• _Element location listings_
▼
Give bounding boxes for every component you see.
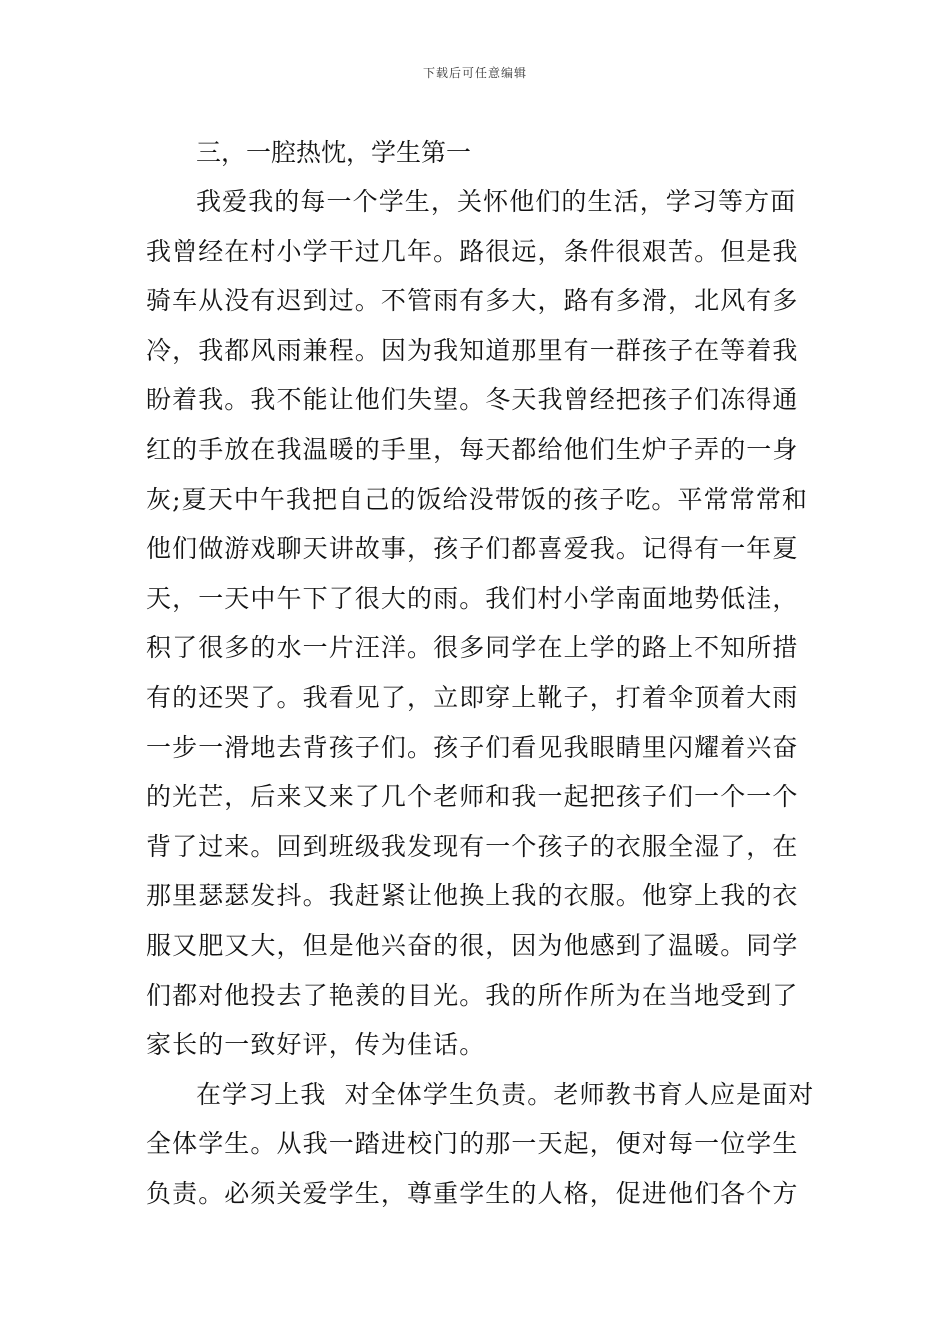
text-line: 家长的一致好评，传为佳话。 (146, 1030, 486, 1060)
text-line: 我爱我的每一个学生，关怀他们的生活，学习等方面 (196, 187, 797, 216)
text-line: 负责。必须关爱学生，尊重学生的人格，促进他们各个方 (146, 1178, 799, 1208)
text-line: 我曾经在村小学干过几年。路很远，条件很艰苦。但是我 (146, 236, 799, 266)
text-line: 服又肥又大，但是他兴奋的很，因为他感到了温暖。同学 (146, 930, 799, 960)
paragraph-2 (146, 1070, 815, 1219)
text-line: 全体学生。从我一踏进校门的那一天起，便对每一位学生 (146, 1129, 799, 1159)
text-line: 们都对他投去了艳羡的目光。我的所作所为在当地受到了 (146, 980, 799, 1010)
text-line: 冷，我都风雨兼程。因为我知道那里有一群孩子在等着我 (146, 335, 799, 365)
text-line: 盼着我。我不能让他们失望。冬天我曾经把孩子们冻得通 (146, 385, 799, 415)
text-line: 他们做游戏聊天讲故事，孩子们都喜爱我。记得有一年夏 (146, 534, 799, 564)
text-line: 积了很多的水一片汪洋。很多同学在上学的路上不知所措 (146, 633, 799, 663)
text-line: 的光芒，后来又来了几个老师和我一起把孩子们一个一个 (146, 782, 799, 812)
text-line: 天，一天中午下了很大的雨。我们村小学南面地势低洼， (146, 583, 799, 613)
text-line: 背了过来。回到班级我发现有一个孩子的衣服全湿了，在 (146, 831, 799, 861)
document-body (146, 128, 815, 1218)
text-line: 红的手放在我温暖的手里，每天都给他们生炉子弄的一身 (146, 434, 799, 464)
text-line: 一步一滑地去背孩子们。孩子们看见我眼睛里闪耀着兴奋 (146, 732, 799, 762)
text-line: 那里瑟瑟发抖。我赶紧让他换上我的衣服。他穿上我的衣 (146, 881, 799, 911)
page-header-note: 下载后可任意编辑 (422, 66, 527, 80)
text-line: 有的还哭了。我看见了，立即穿上靴子，打着伞顶着大雨 (146, 682, 799, 712)
text-line: 灰;夏天中午我把自己的饭给没带饭的孩子吃。平常常常和 (146, 484, 809, 514)
text-line: 骑车从没有迟到过。不管雨有多大，路有多滑，北风有多 (146, 286, 799, 316)
section-heading: 三，一腔热忱，学生第一 (196, 138, 472, 167)
text-line: 在学习上我 对全体学生负责。老师教书育人应是面对 (196, 1079, 815, 1109)
paragraph-1 (146, 177, 808, 1070)
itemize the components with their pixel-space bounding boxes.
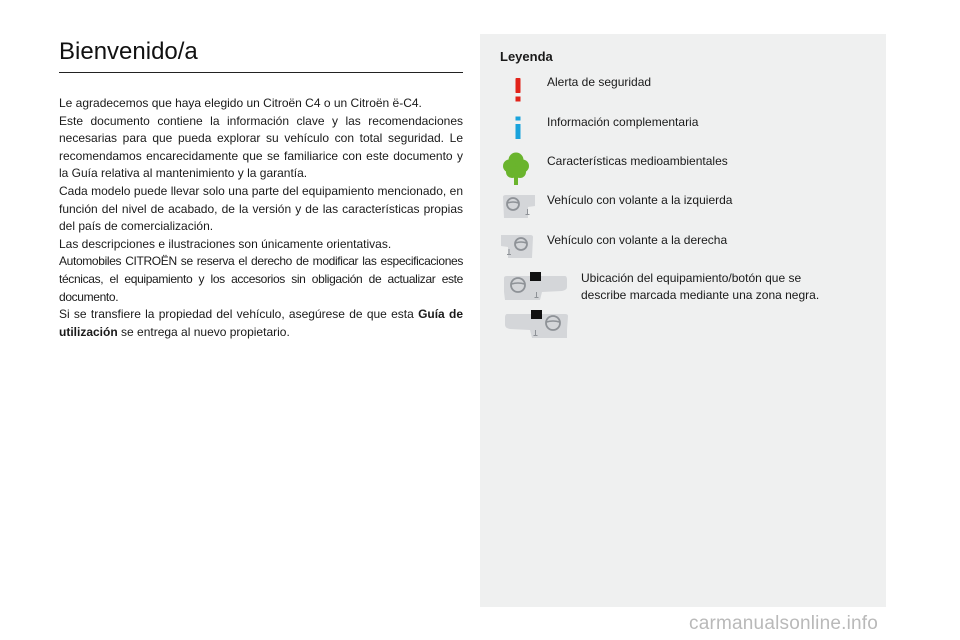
tree-icon: [503, 152, 529, 186]
legend-label-lhd: Vehículo con volante a la izquierda: [547, 193, 733, 207]
rhd-equipment-location-icon: [504, 310, 570, 340]
intro-column: [59, 38, 463, 341]
legend-item-rhd: [480, 232, 886, 262]
intro-paragraph-6-end: se entrega al nuevo propietario.: [117, 324, 290, 339]
intro-paragraph-2: Este documento contiene la información clave y las recomendaciones necesarias para que pueda explorar su vehículo con total seguridad. Le recomendamos encarecidamente que se familiarice con este documento y la Guía relativa al mantenimiento y la garantía.: [59, 113, 463, 181]
intro-text: [59, 95, 463, 341]
info-icon: [510, 116, 526, 140]
legend-label-rhd: Vehículo con volante a la derecha: [547, 233, 728, 247]
intro-paragraph-3: Cada modelo puede llevar solo una parte del equipamiento mencionado, en función del nivel de acabado, de la versión y de las características propias del país de comercialización.: [59, 183, 463, 234]
legend-label-equipment-location: Ubicación del equipamiento/botón que se describe marcada mediante una zona negra.: [581, 271, 820, 302]
legend-title: Leyenda: [500, 49, 553, 64]
right-hand-drive-icon: [500, 234, 534, 260]
intro-paragraph-6-start: Si se transfiere la propiedad del vehículo, asegúrese de que esta: [59, 307, 419, 322]
legend-item-safety: [480, 74, 886, 104]
legend-panel: [480, 34, 886, 607]
legend-item-lhd: [480, 192, 886, 222]
legend-item-info: [480, 114, 886, 144]
legend-item-equipment-location: [480, 270, 886, 340]
exclamation-warning-icon: [510, 78, 526, 102]
intro-paragraph-4: Las descripciones e ilustraciones son únicamente orientativas.: [59, 236, 392, 251]
legend-item-eco: [480, 152, 886, 188]
legend-label-info: Información complementaria: [547, 115, 699, 129]
title-divider: [59, 72, 463, 73]
lhd-equipment-location-icon: [502, 272, 568, 302]
guide-name: Guía de utilización: [59, 307, 463, 339]
legend-label-eco: Características medioambientales: [547, 154, 728, 168]
intro-paragraph-6: [59, 306, 463, 341]
page-title: Bienvenido/a: [59, 38, 198, 65]
intro-paragraph-5: Automobiles CITROËN se reserva el derecho de modificar las especificaciones técnicas, el equipamiento y los accesorios sin obligación de actualizar este documento.: [59, 254, 463, 304]
legend-label-safety: Alerta de seguridad: [547, 75, 652, 89]
left-hand-drive-icon: [502, 194, 536, 220]
watermark: carmanualsonline.info: [689, 613, 879, 634]
intro-paragraph-1: Le agradecemos que haya elegido un Citroën C4 o un Citroën ë-C4.: [59, 96, 422, 110]
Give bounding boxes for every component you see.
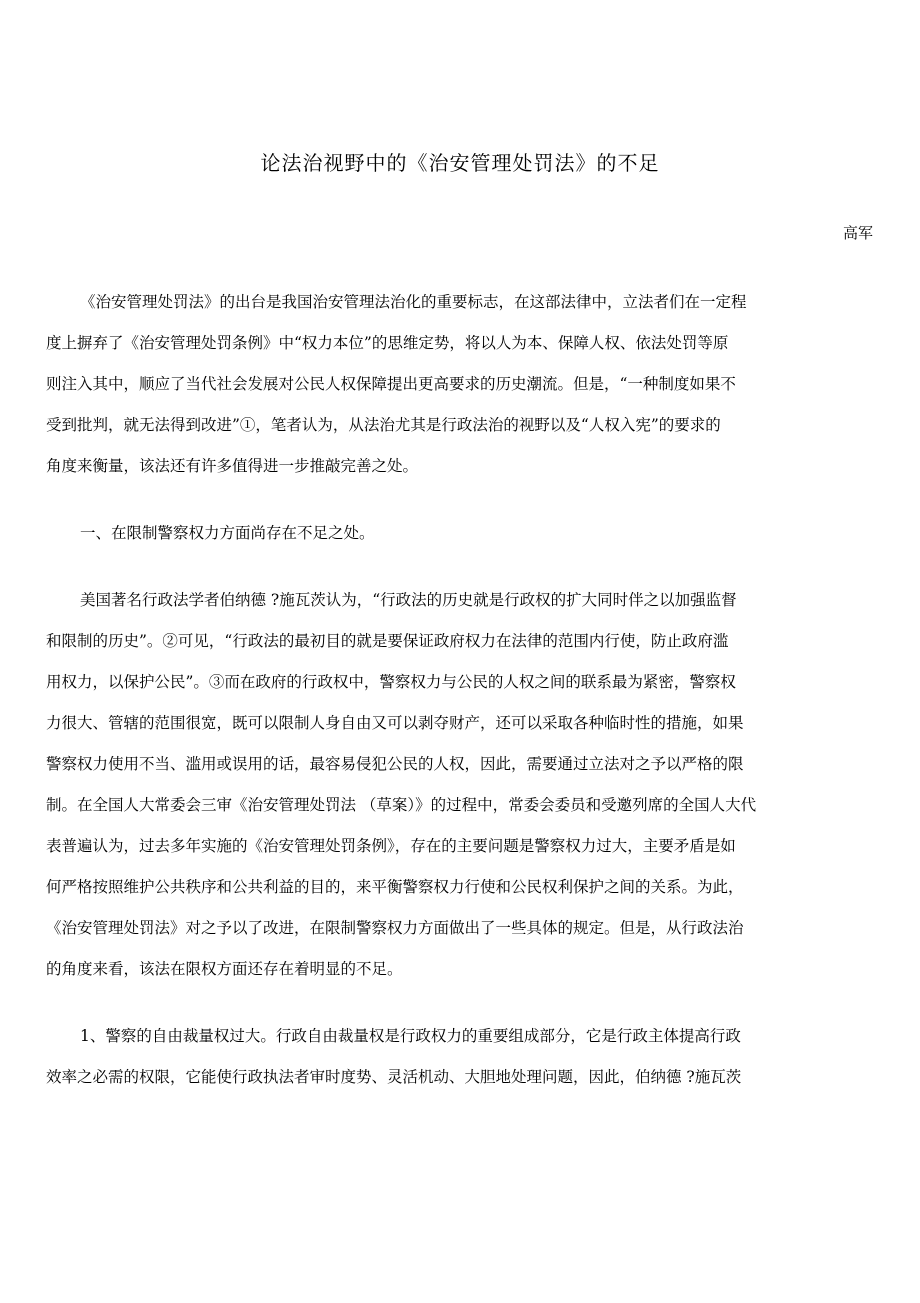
author-name: 高军 [842, 224, 873, 242]
text-line: 表普遍认为，过去多年实施的《治安管理处罚条例》，存在的主要问题是警察权力过大，主要矛盾是如 [46, 837, 736, 855]
text-line: 制。在全国人大常委会三审《治安管理处罚法 （草案）》的过程中，常委会委员和受邀列席的全国人大代 [46, 796, 757, 814]
text-line: 受到批判，就无法得到改进”①，笔者认为，从法治尤其是行政法治的视野以及“人权入宪”的要求的 [46, 416, 721, 434]
text-line: 效率之必需的权限，它能使行政执法者审时度势、灵活机动、大胆地处理问题，因此，伯纳德 ?施瓦茨 [46, 1068, 742, 1086]
section-heading: 一、在限制警察权力方面尚存在不足之处。 [80, 524, 375, 542]
text-line: 《治安管理处罚法》的出台是我国治安管理法治化的重要标志，在这部法律中，立法者们在一定程 [80, 293, 747, 311]
text-line: 和限制的历史”。②可见，“行政法的最初目的就是要保证政府权力在法律的范围内行使，防止政府滥 [46, 632, 729, 650]
text-line: 则注入其中，顺应了当代社会发展对公民人权保障提出更高要求的历史潮流。但是，“一种制度如果不 [46, 375, 736, 393]
text-line: 用权力，以保护公民”。③而在政府的行政权中，警察权力与公民的人权之间的联系最为紧密，警察权 [46, 673, 736, 691]
text-line: 度上摒弃了《治安管理处罚条例》中“权力本位”的思维定势，将以人为本、保障人权、依法处罚等原 [46, 334, 729, 352]
text-line: 角度来衡量，该法还有许多值得进一步推敲完善之处。 [46, 457, 419, 475]
text-line: 警察权力使用不当、滥用或误用的话，最容易侵犯公民的人权，因此，需要通过立法对之予以严格的限 [46, 755, 744, 773]
text-line: 《治安管理处罚法》对之予以了改进，在限制警察权力方面做出了一些具体的规定。但是，从行政法治 [46, 919, 744, 937]
document-title: 论法治视野中的《治安管理处罚法》的不足 [260, 151, 660, 175]
text-line: 的角度来看，该法在限权方面还存在着明显的不足。 [46, 960, 403, 978]
text-line: 何严格按照维护公共秩序和公共利益的目的，来平衡警察权力行使和公民权利保护之间的关系。为此， [46, 878, 744, 896]
text-line: 力很大、管辖的范围很宽，既可以限制人身自由又可以剥夺财产，还可以采取各种临时性的措施，如果 [46, 714, 744, 732]
text-line: 1、警察的自由裁量权过大。行政自由裁量权是行政权力的重要组成部分，它是行政主体提高行政 [80, 1027, 741, 1045]
text-line: 美国著名行政法学者伯纳德 ?施瓦茨认为，“行政法的历史就是行政权的扩大同时伴之以加强监督 [80, 591, 737, 609]
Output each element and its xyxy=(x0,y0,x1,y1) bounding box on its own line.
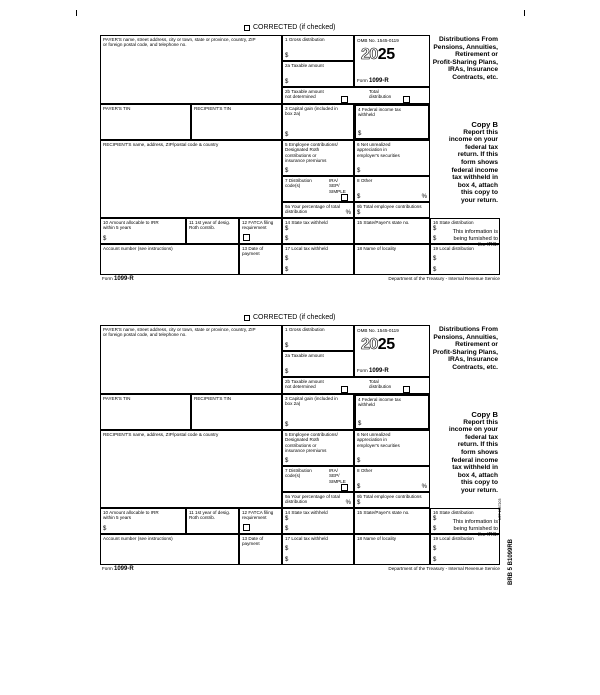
▲
• _Exercise description_
Convert every line from the one containing "author-name: 高军 [842, 224, 873, 242]" through the end of the records into a numbered list, omitting blank lines and pictures.

• _Written response_
1. author-name: 高军 [842, 224, 873, 242]
2. text-line: 表普遍认为，过去多年实施的《治安管理处罚条例》，存在的主要问题是警察权力过大，主要矛盾是如 [46, 837, 736, 855]
3. text-line: 制。在全国人大常委会三审《治安管理处罚法 （草案）》的过程中，常委会委员和受邀列席的全国人大代 [46, 796, 757, 814]
4. text-line: 受到批判，就无法得到改进”①，笔者认为，从法治尤其是行政法治的视野以及“人权入宪”的要求的 [46, 416, 721, 434]
5. text-line: 效率之必需的权限，它能使行政执法者审时度势、灵活机动、大胆地处理问题，因此，伯纳德 ?施瓦茨 [46, 1068, 742, 1086]
6. section-heading: 一、在限制警察权力方面尚存在不足之处。 [80, 524, 375, 542]
7. text-line: 《治安管理处罚法》的出台是我国治安管理法治化的重要标志，在这部法律中，立法者们在一定程 [80, 293, 747, 311]
8. text-line: 和限制的历史”。②可见，“行政法的最初目的就是要保证政府权力在法律的范围内行使，防止政府滥 [46, 632, 729, 650]
9. text-line: 则注入其中，顺应了当代社会发展对公民人权保障提出更高要求的历史潮流。但是，“一种制度如果不 [46, 375, 736, 393]
10. text-line: 用权力，以保护公民”。③而在政府的行政权中，警察权力与公民的人权之间的联系最为紧密，警察权 [46, 673, 736, 691]
11. text-line: 度上摒弃了《治安管理处罚条例》中“权力本位”的思维定势，将以人为本、保障人权、依法处罚等原 [46, 334, 729, 352]
12. text-line: 角度来衡量，该法还有许多值得进一步推敲完善之处。 [46, 457, 419, 475]
13. text-line: 警察权力使用不当、滥用或误用的话，最容易侵犯公民的人权，因此，需要通过立法对之予以严格的限 [46, 755, 744, 773]
14. text-line: 《治安管理处罚法》对之予以了改进，在限制警察权力方面做出了一些具体的规定。但是，从行政法治 [46, 919, 744, 937]
15. document-title: 论法治视野中的《治安管理处罚法》的不足 [260, 151, 660, 175]
16. text-line: 的角度来看，该法在限权方面还存在着明显的不足。 [46, 960, 403, 978]
17. text-line: 何严格按照维护公共秩序和公共利益的目的，来平衡警察权力行使和公民权利保护之间的关系。为此， [46, 878, 744, 896]
18. text-line: 力很大、管辖的范围很宽，既可以限制人身自由又可以剥夺财产，还可以采取各种临时性的措施，如果 [46, 714, 744, 732]
19. text-line: 1、警察的自由裁量权过大。行政自由裁量权是行政权力的重要组成部分，它是行政主体提高行政 [80, 1027, 741, 1045]
20. text-line: 美国著名行政法学者伯纳德 ?施瓦茨认为，“行政法的历史就是行政权的扩大同时伴之以加强监督 [80, 591, 737, 609]
21. Output each element and its xyxy=(x0,y0,x1,y1) bounding box on its own line.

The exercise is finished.